— Problem requirements —
Leave out the pictures and copy everything else below exactly.
* Start Material for the task *
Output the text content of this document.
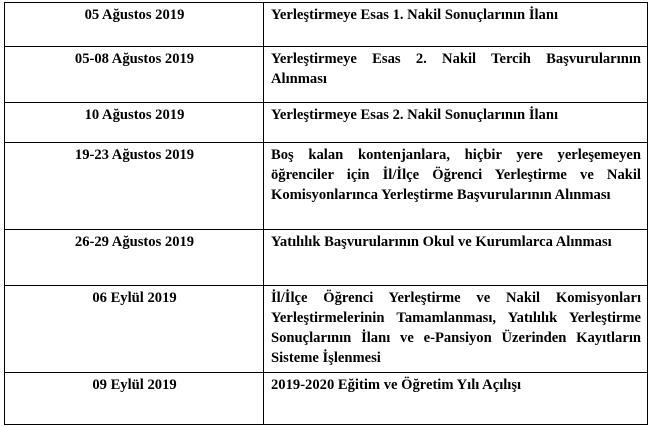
05 Ağustos 2019	Yerleştirmeye Esas 1. Nakil Sonuçlarının İlanı
05-08 Ağustos 2019	Yerleştirmeye Esas 2. Nakil Tercih Başvurularının Alınması
10 Ağustos 2019	Yerleştirmeye Esas 2. Nakil Sonuçlarının İlanı
19-23 Ağustos 2019	Boş kalan kontenjanlara, hiçbir yere yerleşemeyen öğrenciler için İl/İlçe Öğrenci Yerleştirme ve Nakil Komisyonlarınca Yerleştirme Başvurularının Alınması
26-29 Ağustos 2019	Yatılılık Başvurularının Okul ve Kurumlarca Alınması
06 Eylül 2019	İl/İlçe Öğrenci Yerleştirme ve Nakil Komisyonları Yerleştirmelerinin Tamamlanması, Yatılılık Yerleştirme Sonuçlarının İlanı ve e-Pansiyon Üzerinden Kayıtların Sisteme İşlenmesi
09 Eylül 2019	2019-2020 Eğitim ve Öğretim Yılı Açılışı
* End Material for the task *
— Response to this task —
Output the text content of this document.
05 Ağustos 2019	Yerleştirmeye Esas 1. Nakil Sonuçlarının İlanı
05-08 Ağustos 2019	Yerleştirmeye Esas 2. Nakil Tercih Başvurularının Alınması
10 Ağustos 2019	Yerleştirmeye Esas 2. Nakil Sonuçlarının İlanı
19-23 Ağustos 2019	Boş kalan kontenjanlara, hiçbir yere yerleşemeyen öğrenciler için İl/İlçe Öğrenci Yerleştirme ve Nakil Komisyonlarınca Yerleştirme Başvurularının Alınması
26-29 Ağustos 2019	Yatılılık Başvurularının Okul ve Kurumlarca Alınması
06 Eylül 2019	İl/İlçe Öğrenci Yerleştirme ve Nakil Komisyonları Yerleştirmelerinin Tamamlanması, Yatılılık Yerleştirme Sonuçlarının İlanı ve e-Pansiyon Üzerinden Kayıtların Sisteme İşlenmesi
09 Eylül 2019	2019-2020 Eğitim ve Öğretim Yılı Açılışı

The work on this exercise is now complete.